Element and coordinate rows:
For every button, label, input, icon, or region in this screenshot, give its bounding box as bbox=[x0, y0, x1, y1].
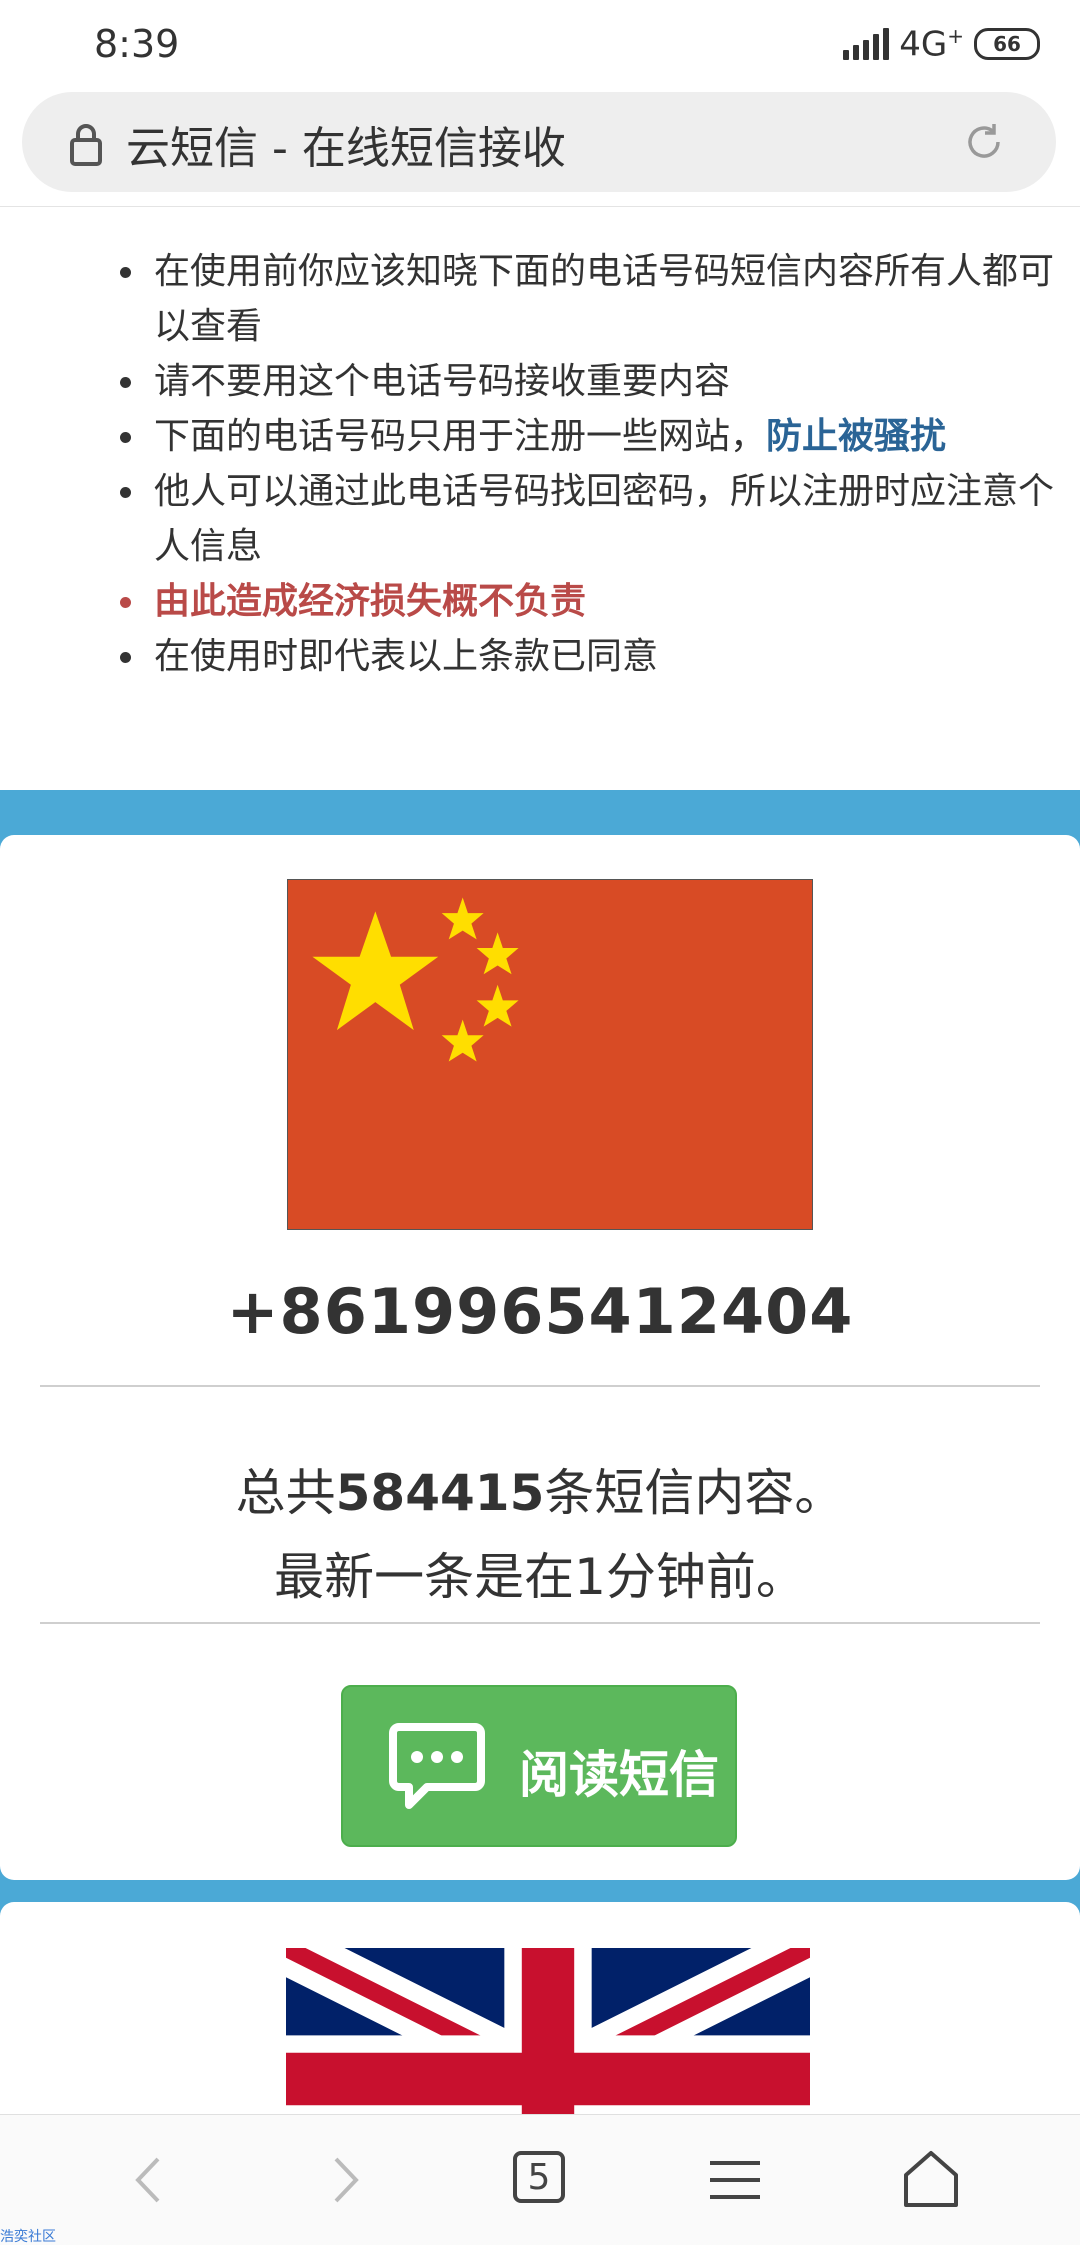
notice-item: 在使用前你应该知晓下面的电话号码短信内容所有人都可以查看 bbox=[120, 244, 1074, 354]
status-bar: 8:39 4G+ 66 bbox=[0, 0, 1080, 92]
reload-icon[interactable] bbox=[962, 120, 1006, 164]
home-icon[interactable] bbox=[896, 2145, 966, 2215]
chat-bubble-icon bbox=[389, 1723, 485, 1809]
divider bbox=[40, 1385, 1040, 1387]
number-card bbox=[0, 1902, 1080, 2142]
notice-item: 请不要用这个电话号码接收重要内容 bbox=[120, 354, 1074, 409]
status-time: 8:39 bbox=[94, 22, 180, 66]
message-count: 总共584415条短信内容。 bbox=[235, 1464, 845, 1522]
notice-item: 下面的电话号码只用于注册一些网站，防止被骚扰 bbox=[120, 409, 1074, 464]
back-icon[interactable] bbox=[114, 2145, 184, 2215]
header-divider bbox=[0, 206, 1080, 207]
status-icons: 4G+ 66 bbox=[843, 24, 1040, 64]
battery-icon: 66 bbox=[974, 28, 1040, 61]
uk-flag-icon bbox=[286, 1948, 810, 2142]
tabs-button[interactable]: 5 bbox=[505, 2145, 575, 2215]
latest-message-time: 最新一条是在1分钟前。 bbox=[274, 1548, 806, 1606]
number-card: +8619965412404 总共584415条短信内容。 最新一条是在1分钟前… bbox=[0, 835, 1080, 1880]
signal-icon bbox=[843, 28, 890, 61]
forward-icon[interactable] bbox=[310, 2145, 380, 2215]
network-indicator: 4G+ bbox=[899, 24, 964, 65]
lock-icon bbox=[70, 124, 102, 166]
read-messages-label: 阅读短信 bbox=[519, 1746, 719, 1804]
page-title: 云短信 - 在线短信接收 bbox=[126, 123, 566, 174]
phone-number[interactable]: +8619965412404 bbox=[0, 1275, 1080, 1348]
browser-bottom-nav: 5 bbox=[0, 2114, 1080, 2245]
watermark: 浩奕社区 bbox=[0, 2229, 56, 2245]
menu-icon[interactable] bbox=[700, 2145, 770, 2215]
notice-item: 在使用时即代表以上条款已同意 bbox=[120, 629, 1074, 684]
notice-list: 在使用前你应该知晓下面的电话号码短信内容所有人都可以查看 请不要用这个电话号码接… bbox=[110, 244, 1074, 684]
notice-highlight: 防止被骚扰 bbox=[766, 416, 947, 457]
notice-warning: 由此造成经济损失概不负责 bbox=[120, 574, 1074, 629]
divider bbox=[40, 1622, 1040, 1624]
tabs-count: 5 bbox=[527, 2157, 551, 2198]
address-bar[interactable]: 云短信 - 在线短信接收 bbox=[22, 92, 1056, 192]
notice-item: 他人可以通过此电话号码找回密码，所以注册时应注意个人信息 bbox=[120, 464, 1074, 574]
china-flag-icon bbox=[287, 879, 813, 1230]
read-messages-button[interactable]: 阅读短信 bbox=[341, 1685, 737, 1847]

[AIM]:
Print every line of the rows above verbatim, leaving out the pictures.

[TASK OUTPUT]:
For every button, label, input, icon, or region in this screenshot, give its bounding box as bbox=[x0, y0, x1, y1].
notice-item: 在使用前你应该知晓下面的电话号码短信内容所有人都可以查看 bbox=[120, 244, 1074, 354]
status-bar: 8:39 4G+ 66 bbox=[0, 0, 1080, 92]
reload-icon[interactable] bbox=[962, 120, 1006, 164]
home-icon[interactable] bbox=[896, 2145, 966, 2215]
chat-bubble-icon bbox=[389, 1723, 485, 1809]
divider bbox=[40, 1385, 1040, 1387]
number-card bbox=[0, 1902, 1080, 2142]
notice-item: 请不要用这个电话号码接收重要内容 bbox=[120, 354, 1074, 409]
status-time: 8:39 bbox=[94, 22, 180, 66]
message-count: 总共584415条短信内容。 bbox=[235, 1464, 845, 1522]
notice-item: 下面的电话号码只用于注册一些网站，防止被骚扰 bbox=[120, 409, 1074, 464]
back-icon[interactable] bbox=[114, 2145, 184, 2215]
header-divider bbox=[0, 206, 1080, 207]
status-icons: 4G+ 66 bbox=[843, 24, 1040, 64]
battery-icon: 66 bbox=[974, 28, 1040, 61]
uk-flag-icon bbox=[286, 1948, 810, 2142]
tabs-button[interactable]: 5 bbox=[505, 2145, 575, 2215]
latest-message-time: 最新一条是在1分钟前。 bbox=[274, 1548, 806, 1606]
number-card: +8619965412404 总共584415条短信内容。 最新一条是在1分钟前… bbox=[0, 835, 1080, 1880]
signal-icon bbox=[843, 28, 890, 61]
forward-icon[interactable] bbox=[310, 2145, 380, 2215]
network-indicator: 4G+ bbox=[899, 24, 964, 65]
lock-icon bbox=[70, 124, 102, 166]
read-messages-label: 阅读短信 bbox=[519, 1746, 719, 1804]
page-title: 云短信 - 在线短信接收 bbox=[126, 123, 566, 174]
phone-number[interactable]: +8619965412404 bbox=[0, 1275, 1080, 1348]
browser-bottom-nav: 5 bbox=[0, 2114, 1080, 2245]
watermark: 浩奕社区 bbox=[0, 2229, 56, 2245]
menu-icon[interactable] bbox=[700, 2145, 770, 2215]
notice-item: 在使用时即代表以上条款已同意 bbox=[120, 629, 1074, 684]
notice-list: 在使用前你应该知晓下面的电话号码短信内容所有人都可以查看 请不要用这个电话号码接… bbox=[110, 244, 1074, 684]
notice-highlight: 防止被骚扰 bbox=[766, 416, 947, 457]
notice-warning: 由此造成经济损失概不负责 bbox=[120, 574, 1074, 629]
divider bbox=[40, 1622, 1040, 1624]
tabs-count: 5 bbox=[527, 2157, 551, 2198]
address-bar[interactable]: 云短信 - 在线短信接收 bbox=[22, 92, 1056, 192]
notice-item: 他人可以通过此电话号码找回密码，所以注册时应注意个人信息 bbox=[120, 464, 1074, 574]
china-flag-icon bbox=[287, 879, 813, 1230]
read-messages-button[interactable]: 阅读短信 bbox=[341, 1685, 737, 1847]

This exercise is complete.